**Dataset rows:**
--- START ---

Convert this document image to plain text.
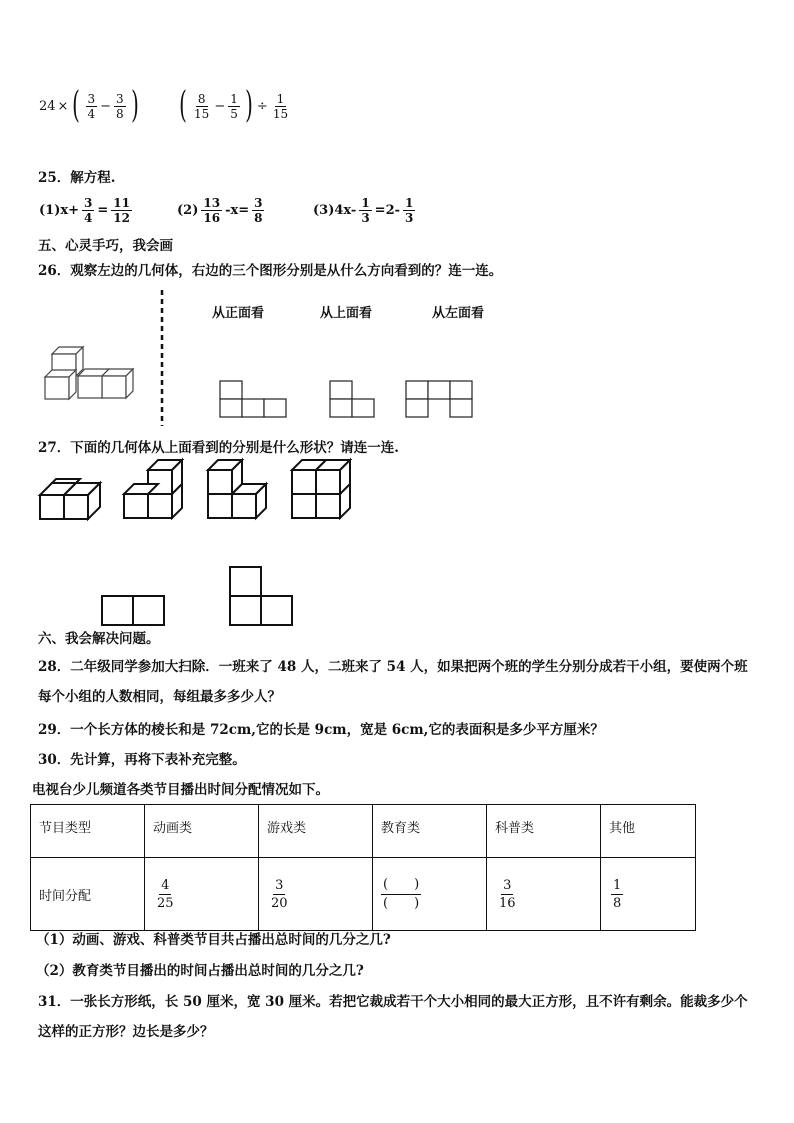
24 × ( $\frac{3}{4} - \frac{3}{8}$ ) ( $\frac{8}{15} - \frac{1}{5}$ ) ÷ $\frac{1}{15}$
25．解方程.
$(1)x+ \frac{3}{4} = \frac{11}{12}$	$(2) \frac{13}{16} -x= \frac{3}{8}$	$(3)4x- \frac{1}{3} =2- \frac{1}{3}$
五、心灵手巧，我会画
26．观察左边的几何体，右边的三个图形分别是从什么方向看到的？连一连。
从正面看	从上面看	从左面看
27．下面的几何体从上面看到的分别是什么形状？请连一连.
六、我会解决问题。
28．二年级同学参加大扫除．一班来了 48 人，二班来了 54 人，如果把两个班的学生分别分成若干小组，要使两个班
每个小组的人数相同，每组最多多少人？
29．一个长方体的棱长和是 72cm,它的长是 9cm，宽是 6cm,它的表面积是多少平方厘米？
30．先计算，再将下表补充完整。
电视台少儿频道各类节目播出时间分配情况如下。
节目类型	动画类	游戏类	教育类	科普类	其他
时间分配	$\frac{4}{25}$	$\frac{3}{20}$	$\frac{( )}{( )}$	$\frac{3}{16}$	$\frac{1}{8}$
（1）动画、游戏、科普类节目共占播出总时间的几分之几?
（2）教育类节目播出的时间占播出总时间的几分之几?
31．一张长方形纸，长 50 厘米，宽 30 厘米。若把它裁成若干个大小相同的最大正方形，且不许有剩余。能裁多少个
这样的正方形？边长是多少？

--- END ---

**REQUIRED WORK:**
Give back the entries verbatim. Do not include any picture.

**REPLY TO THE EXERCISE:**
Convert this document image to plain text.
24 × ( $\frac{3}{4} - \frac{3}{8}$ ) ( $\frac{8}{15} - \frac{1}{5}$ ) ÷ $\frac{1}{15}$
25．解方程.
$(1)x+ \frac{3}{4} = \frac{11}{12}$	$(2) \frac{13}{16} -x= \frac{3}{8}$	$(3)4x- \frac{1}{3} =2- \frac{1}{3}$
五、心灵手巧，我会画
26．观察左边的几何体，右边的三个图形分别是从什么方向看到的？连一连。
从正面看	从上面看	从左面看
27．下面的几何体从上面看到的分别是什么形状？请连一连.
六、我会解决问题。
28．二年级同学参加大扫除．一班来了 48 人，二班来了 54 人，如果把两个班的学生分别分成若干小组，要使两个班
每个小组的人数相同，每组最多多少人？
29．一个长方体的棱长和是 72cm,它的长是 9cm，宽是 6cm,它的表面积是多少平方厘米？
30．先计算，再将下表补充完整。
电视台少儿频道各类节目播出时间分配情况如下。
节目类型	动画类	游戏类	教育类	科普类	其他
时间分配	$\frac{4}{25}$	$\frac{3}{20}$	$\frac{( )}{( )}$	$\frac{3}{16}$	$\frac{1}{8}$
（1）动画、游戏、科普类节目共占播出总时间的几分之几?
（2）教育类节目播出的时间占播出总时间的几分之几?
31．一张长方形纸，长 50 厘米，宽 30 厘米。若把它裁成若干个大小相同的最大正方形，且不许有剩余。能裁多少个
这样的正方形？边长是多少？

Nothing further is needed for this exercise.